> [Exercise objective]: Collect all lines from the records below that include the word "LaserJet".

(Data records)
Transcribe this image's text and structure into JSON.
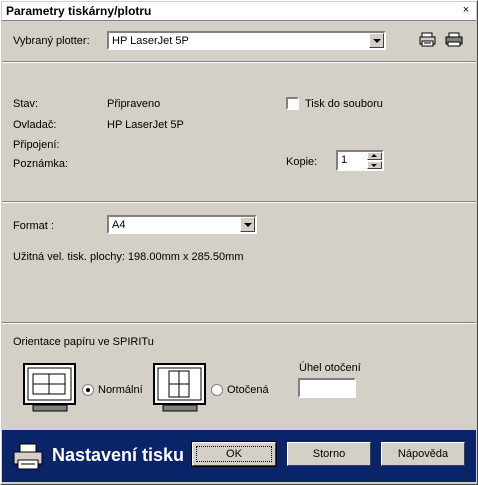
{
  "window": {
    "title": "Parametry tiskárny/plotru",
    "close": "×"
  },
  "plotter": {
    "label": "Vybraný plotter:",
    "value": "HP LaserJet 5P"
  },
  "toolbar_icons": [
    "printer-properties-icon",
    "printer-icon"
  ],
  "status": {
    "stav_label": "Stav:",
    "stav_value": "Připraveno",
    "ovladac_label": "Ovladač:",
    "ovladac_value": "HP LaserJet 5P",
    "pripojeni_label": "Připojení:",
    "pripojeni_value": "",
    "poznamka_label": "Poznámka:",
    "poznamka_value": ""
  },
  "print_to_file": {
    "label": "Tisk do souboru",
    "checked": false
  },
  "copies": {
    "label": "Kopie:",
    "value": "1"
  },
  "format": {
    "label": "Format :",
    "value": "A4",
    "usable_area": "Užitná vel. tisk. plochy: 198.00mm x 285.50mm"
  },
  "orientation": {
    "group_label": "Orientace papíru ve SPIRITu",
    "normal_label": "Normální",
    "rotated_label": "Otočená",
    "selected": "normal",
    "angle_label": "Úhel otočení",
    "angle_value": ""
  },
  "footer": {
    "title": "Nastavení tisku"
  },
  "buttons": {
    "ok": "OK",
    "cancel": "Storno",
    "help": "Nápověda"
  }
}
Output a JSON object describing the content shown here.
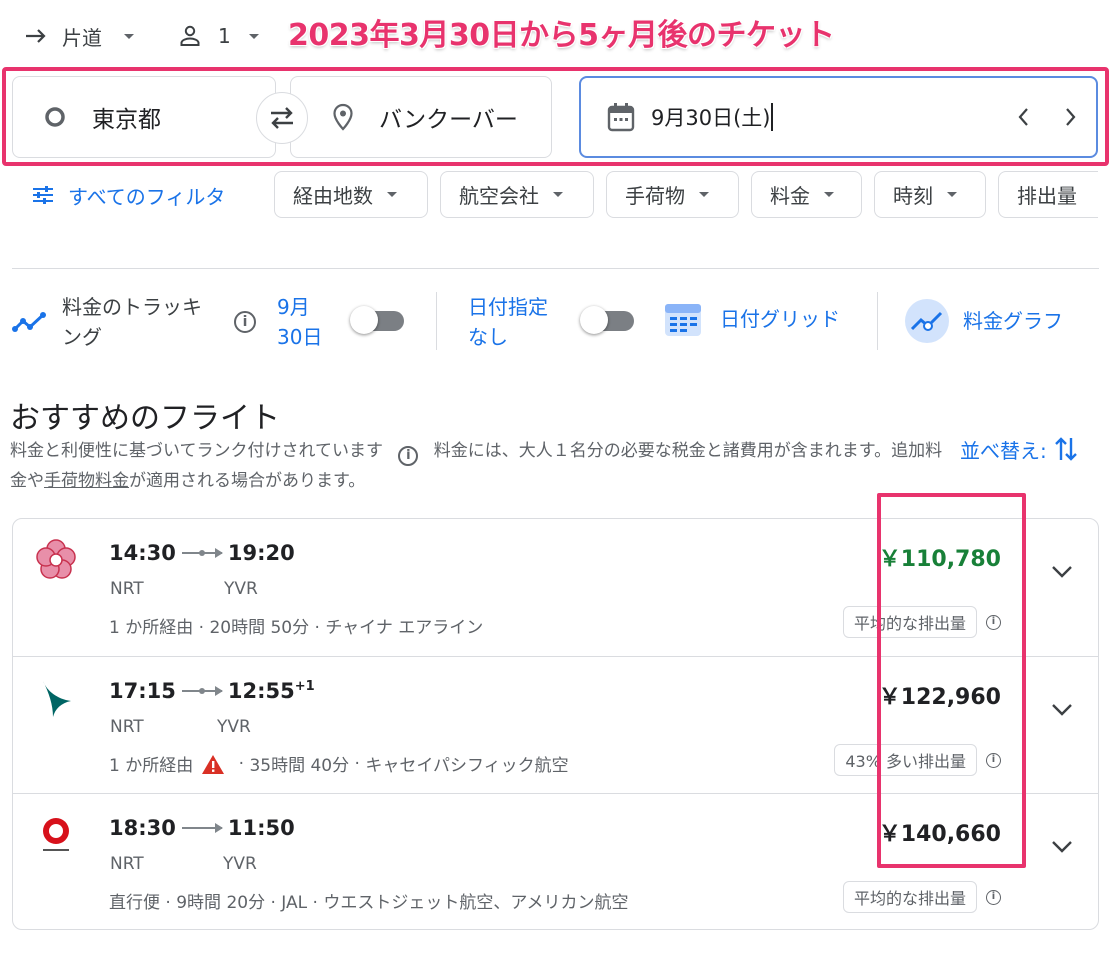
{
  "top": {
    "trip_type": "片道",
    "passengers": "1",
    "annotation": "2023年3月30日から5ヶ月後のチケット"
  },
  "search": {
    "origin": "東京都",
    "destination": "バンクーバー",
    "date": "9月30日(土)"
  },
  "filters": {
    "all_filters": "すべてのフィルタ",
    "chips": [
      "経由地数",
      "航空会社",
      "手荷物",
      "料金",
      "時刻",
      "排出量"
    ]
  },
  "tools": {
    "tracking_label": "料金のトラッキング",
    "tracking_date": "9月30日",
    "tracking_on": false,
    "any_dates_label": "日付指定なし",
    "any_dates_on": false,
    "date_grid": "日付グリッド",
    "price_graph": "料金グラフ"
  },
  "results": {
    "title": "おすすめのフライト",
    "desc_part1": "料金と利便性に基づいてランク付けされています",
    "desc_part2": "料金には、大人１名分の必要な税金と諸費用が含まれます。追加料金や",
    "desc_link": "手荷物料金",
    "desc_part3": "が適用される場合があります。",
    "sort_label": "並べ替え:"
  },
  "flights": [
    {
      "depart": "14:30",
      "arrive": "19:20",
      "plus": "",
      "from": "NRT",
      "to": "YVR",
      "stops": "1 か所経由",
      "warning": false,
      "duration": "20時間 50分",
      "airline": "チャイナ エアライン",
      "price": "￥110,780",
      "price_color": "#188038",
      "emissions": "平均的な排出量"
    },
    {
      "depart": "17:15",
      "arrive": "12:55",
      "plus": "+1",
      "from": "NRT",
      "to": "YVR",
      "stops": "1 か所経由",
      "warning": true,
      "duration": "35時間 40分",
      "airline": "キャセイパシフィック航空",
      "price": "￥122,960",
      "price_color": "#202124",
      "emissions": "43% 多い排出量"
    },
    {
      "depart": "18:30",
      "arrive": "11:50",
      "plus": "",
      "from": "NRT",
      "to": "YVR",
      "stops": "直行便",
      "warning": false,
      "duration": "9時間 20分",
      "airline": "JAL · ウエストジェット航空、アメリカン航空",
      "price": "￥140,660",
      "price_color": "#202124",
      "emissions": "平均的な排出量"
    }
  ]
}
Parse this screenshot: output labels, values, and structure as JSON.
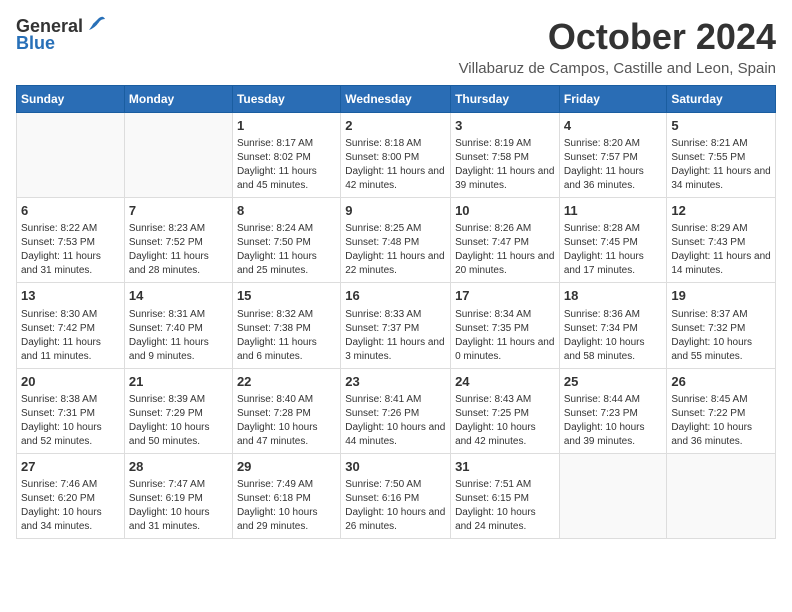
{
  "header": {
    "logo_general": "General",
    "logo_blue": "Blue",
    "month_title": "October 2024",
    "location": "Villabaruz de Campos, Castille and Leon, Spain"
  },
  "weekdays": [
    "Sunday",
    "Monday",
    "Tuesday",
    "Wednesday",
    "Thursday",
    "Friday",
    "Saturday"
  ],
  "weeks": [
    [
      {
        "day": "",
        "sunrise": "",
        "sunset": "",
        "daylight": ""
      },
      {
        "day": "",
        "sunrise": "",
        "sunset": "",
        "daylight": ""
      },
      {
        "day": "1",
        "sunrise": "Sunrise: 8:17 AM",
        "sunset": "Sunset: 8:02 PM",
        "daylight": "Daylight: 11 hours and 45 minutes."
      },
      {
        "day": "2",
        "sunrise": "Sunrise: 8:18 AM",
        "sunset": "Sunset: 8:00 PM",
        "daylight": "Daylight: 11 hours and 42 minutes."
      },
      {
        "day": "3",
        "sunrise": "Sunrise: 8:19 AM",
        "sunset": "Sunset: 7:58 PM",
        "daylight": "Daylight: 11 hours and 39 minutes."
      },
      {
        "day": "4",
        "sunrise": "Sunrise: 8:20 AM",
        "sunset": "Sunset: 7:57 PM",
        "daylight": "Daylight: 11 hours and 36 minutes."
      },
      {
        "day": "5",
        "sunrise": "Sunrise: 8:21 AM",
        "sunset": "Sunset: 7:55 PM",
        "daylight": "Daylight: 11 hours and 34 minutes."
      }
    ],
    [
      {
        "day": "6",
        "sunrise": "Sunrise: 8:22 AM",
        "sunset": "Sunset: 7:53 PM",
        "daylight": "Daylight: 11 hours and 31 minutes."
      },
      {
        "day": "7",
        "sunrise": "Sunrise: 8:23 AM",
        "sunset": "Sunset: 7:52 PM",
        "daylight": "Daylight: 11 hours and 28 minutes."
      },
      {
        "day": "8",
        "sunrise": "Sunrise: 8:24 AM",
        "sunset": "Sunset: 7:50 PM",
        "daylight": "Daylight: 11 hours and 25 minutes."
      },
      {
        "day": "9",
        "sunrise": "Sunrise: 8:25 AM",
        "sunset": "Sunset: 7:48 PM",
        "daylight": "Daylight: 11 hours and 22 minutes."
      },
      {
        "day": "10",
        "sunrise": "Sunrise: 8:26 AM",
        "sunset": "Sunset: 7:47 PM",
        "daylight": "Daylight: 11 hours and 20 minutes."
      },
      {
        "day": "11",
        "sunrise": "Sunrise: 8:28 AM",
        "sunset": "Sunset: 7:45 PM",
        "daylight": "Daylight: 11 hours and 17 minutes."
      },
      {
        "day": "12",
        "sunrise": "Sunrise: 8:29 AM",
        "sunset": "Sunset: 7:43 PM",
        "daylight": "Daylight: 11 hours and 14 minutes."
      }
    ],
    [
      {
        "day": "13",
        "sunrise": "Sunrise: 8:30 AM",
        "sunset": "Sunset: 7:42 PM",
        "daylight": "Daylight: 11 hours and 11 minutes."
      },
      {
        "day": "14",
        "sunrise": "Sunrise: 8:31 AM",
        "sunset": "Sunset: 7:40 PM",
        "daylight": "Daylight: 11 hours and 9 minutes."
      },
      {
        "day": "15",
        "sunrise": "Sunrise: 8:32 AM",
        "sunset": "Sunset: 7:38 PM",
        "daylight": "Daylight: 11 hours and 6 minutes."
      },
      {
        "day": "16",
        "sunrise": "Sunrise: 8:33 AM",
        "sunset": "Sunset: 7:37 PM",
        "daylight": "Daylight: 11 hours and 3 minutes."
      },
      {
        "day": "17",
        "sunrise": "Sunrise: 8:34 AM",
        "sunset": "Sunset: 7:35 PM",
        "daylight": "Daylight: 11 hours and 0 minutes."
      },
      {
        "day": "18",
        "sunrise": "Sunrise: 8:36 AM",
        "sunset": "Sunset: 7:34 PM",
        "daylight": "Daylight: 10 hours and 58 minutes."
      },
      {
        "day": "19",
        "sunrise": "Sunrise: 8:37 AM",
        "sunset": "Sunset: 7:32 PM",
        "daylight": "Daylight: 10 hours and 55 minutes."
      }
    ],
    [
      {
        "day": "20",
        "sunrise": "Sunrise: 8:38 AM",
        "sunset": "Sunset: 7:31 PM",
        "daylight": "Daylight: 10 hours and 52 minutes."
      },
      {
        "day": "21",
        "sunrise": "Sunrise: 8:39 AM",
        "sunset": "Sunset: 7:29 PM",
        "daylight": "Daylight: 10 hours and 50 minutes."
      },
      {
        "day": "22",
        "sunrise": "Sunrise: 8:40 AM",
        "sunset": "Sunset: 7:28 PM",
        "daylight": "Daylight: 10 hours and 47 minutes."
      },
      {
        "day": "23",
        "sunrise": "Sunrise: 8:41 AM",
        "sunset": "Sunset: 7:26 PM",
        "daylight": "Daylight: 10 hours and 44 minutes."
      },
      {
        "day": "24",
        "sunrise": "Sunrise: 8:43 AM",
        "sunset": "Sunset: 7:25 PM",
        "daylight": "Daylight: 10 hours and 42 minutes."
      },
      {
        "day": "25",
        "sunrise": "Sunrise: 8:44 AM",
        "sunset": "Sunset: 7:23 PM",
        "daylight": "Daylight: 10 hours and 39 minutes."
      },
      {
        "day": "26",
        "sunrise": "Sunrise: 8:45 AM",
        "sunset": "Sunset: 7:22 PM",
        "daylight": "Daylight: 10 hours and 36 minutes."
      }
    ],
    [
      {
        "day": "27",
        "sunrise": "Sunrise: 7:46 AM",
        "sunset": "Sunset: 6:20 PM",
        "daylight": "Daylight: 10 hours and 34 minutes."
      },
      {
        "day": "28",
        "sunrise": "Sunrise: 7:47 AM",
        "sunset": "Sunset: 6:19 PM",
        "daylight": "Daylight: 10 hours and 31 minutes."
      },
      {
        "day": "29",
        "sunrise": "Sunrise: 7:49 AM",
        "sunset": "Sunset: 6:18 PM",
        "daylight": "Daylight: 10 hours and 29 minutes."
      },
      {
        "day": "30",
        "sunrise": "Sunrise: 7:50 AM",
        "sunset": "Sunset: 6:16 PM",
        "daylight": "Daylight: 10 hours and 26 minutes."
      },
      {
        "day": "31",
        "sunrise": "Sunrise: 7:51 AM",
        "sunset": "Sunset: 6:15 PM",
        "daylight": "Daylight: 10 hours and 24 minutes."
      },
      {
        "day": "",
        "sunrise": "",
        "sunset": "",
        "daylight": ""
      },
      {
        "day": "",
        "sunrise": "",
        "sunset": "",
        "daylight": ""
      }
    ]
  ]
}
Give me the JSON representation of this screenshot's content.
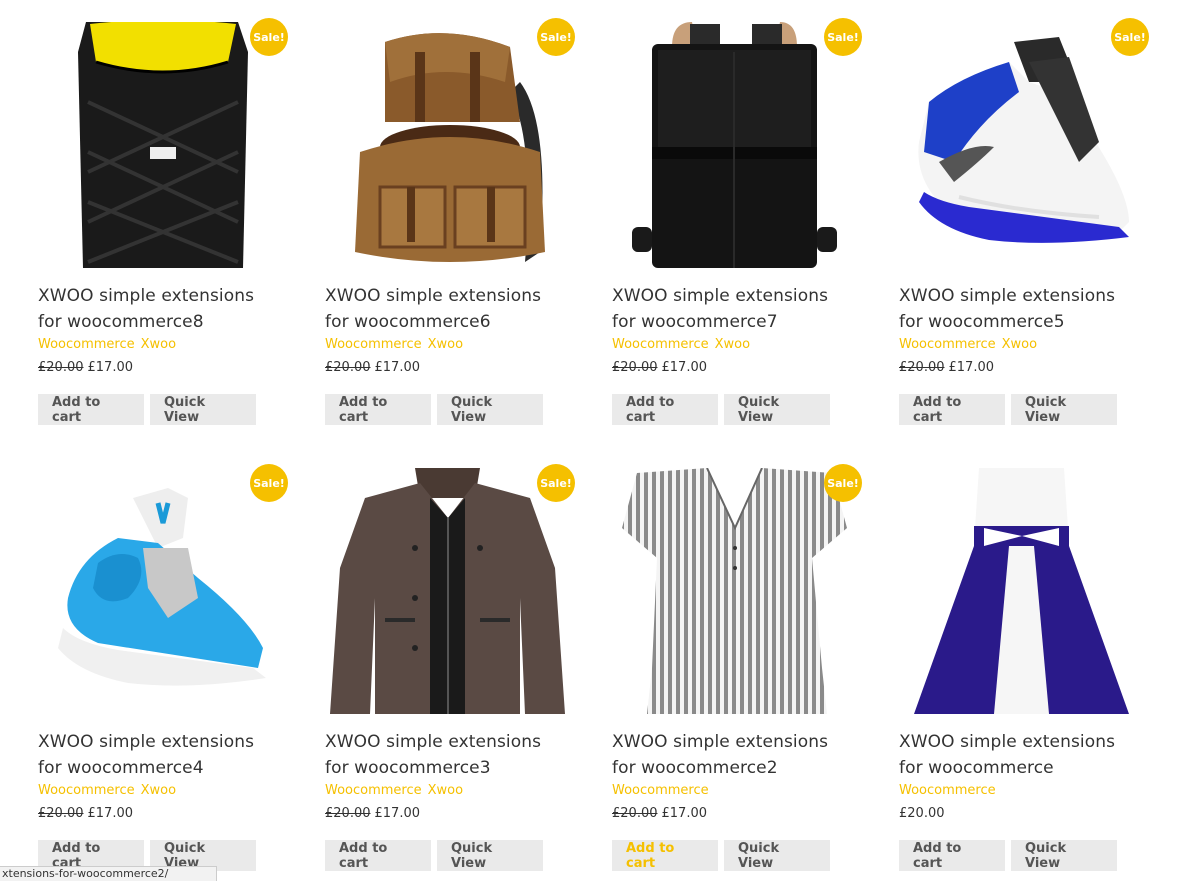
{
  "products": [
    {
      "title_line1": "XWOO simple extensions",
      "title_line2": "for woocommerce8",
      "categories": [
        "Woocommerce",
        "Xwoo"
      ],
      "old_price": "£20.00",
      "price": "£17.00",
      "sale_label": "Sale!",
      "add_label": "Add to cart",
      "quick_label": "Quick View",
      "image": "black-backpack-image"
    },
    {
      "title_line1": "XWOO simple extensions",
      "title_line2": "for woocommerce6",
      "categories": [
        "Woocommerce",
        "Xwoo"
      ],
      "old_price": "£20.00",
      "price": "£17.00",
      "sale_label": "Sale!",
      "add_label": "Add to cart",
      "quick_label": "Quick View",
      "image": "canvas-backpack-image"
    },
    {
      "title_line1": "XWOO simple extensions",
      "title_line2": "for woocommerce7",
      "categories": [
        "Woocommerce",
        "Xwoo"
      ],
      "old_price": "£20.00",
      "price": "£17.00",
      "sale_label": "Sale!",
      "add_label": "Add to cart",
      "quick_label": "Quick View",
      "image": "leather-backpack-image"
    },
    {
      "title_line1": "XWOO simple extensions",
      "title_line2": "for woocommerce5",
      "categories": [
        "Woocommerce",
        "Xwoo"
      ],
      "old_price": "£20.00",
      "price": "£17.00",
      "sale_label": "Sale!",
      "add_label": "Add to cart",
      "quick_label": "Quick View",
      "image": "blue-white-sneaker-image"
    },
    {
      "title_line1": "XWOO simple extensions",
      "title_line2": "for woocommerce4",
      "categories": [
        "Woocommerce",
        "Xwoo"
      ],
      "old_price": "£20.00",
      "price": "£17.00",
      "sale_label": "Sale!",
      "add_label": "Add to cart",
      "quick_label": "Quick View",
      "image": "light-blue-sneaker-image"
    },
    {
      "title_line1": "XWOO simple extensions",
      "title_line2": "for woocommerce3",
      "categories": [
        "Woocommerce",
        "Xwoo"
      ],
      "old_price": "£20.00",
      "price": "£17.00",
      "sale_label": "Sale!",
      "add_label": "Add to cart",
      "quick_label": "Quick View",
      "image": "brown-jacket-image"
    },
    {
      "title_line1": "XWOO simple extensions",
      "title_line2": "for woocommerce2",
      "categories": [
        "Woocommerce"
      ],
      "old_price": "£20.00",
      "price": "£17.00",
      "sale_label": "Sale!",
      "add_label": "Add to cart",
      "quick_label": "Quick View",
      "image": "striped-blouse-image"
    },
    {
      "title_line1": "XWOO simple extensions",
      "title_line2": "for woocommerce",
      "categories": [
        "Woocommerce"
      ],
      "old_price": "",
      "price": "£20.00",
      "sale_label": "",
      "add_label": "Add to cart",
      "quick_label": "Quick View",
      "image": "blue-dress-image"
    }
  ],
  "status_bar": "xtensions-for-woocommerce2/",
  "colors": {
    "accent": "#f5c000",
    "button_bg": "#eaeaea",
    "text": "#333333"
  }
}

> [Response to the exercise]:
    "value": "HP LaserJet 5P"
    "ovladac_value": "HP LaserJet 5P",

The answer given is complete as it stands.